**What you are asked to do**: In the listing below, pick out lines with "Operating".

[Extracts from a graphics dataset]

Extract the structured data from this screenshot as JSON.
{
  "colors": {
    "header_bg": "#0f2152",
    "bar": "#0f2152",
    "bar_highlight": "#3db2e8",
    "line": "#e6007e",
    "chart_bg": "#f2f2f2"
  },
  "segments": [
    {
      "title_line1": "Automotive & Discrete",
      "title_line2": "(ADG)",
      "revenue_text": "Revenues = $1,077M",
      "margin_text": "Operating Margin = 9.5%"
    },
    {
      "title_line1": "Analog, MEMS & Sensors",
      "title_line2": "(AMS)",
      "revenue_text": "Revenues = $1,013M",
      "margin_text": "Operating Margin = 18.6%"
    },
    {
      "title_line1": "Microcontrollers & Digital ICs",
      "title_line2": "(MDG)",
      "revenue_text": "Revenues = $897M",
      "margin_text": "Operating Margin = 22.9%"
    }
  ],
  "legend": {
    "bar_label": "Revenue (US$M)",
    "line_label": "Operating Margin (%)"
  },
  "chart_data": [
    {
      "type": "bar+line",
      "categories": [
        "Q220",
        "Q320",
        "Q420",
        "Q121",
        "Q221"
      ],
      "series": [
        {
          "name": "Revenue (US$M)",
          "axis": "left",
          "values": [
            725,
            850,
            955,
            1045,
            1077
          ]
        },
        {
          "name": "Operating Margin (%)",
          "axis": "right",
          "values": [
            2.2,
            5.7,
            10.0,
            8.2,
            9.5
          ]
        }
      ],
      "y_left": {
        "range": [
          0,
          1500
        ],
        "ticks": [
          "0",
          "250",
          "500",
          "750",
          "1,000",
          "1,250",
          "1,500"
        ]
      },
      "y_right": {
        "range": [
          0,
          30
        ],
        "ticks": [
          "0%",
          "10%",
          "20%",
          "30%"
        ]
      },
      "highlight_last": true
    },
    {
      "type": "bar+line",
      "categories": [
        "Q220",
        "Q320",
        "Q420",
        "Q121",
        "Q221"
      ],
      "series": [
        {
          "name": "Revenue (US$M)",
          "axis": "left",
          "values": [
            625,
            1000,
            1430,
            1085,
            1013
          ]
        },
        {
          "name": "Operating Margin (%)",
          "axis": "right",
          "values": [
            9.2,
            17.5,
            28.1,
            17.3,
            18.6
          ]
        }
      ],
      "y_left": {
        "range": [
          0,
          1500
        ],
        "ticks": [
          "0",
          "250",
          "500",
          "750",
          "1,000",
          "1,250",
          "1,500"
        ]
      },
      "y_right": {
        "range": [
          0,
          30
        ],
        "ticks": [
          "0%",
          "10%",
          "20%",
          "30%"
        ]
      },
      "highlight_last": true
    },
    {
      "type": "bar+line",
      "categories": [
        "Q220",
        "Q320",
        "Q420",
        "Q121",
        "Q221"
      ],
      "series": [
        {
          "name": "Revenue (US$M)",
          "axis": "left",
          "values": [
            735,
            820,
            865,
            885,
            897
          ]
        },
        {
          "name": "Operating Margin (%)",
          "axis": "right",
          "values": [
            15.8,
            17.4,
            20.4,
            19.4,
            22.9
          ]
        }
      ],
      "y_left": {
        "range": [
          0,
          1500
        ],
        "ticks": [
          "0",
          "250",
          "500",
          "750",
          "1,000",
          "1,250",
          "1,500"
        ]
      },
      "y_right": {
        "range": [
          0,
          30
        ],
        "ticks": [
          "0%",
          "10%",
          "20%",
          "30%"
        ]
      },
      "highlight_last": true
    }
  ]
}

**Complete output**:
      "margin_text": "Operating Margin = 9.5%"
      "margin_text": "Operating Margin = 18.6%"
      "margin_text": "Operating Margin = 22.9%"
    "line_label": "Operating Margin (%)"
          "name": "Operating Margin (%)",
          "name": "Operating Margin (%)",
          "name": "Operating Margin (%)",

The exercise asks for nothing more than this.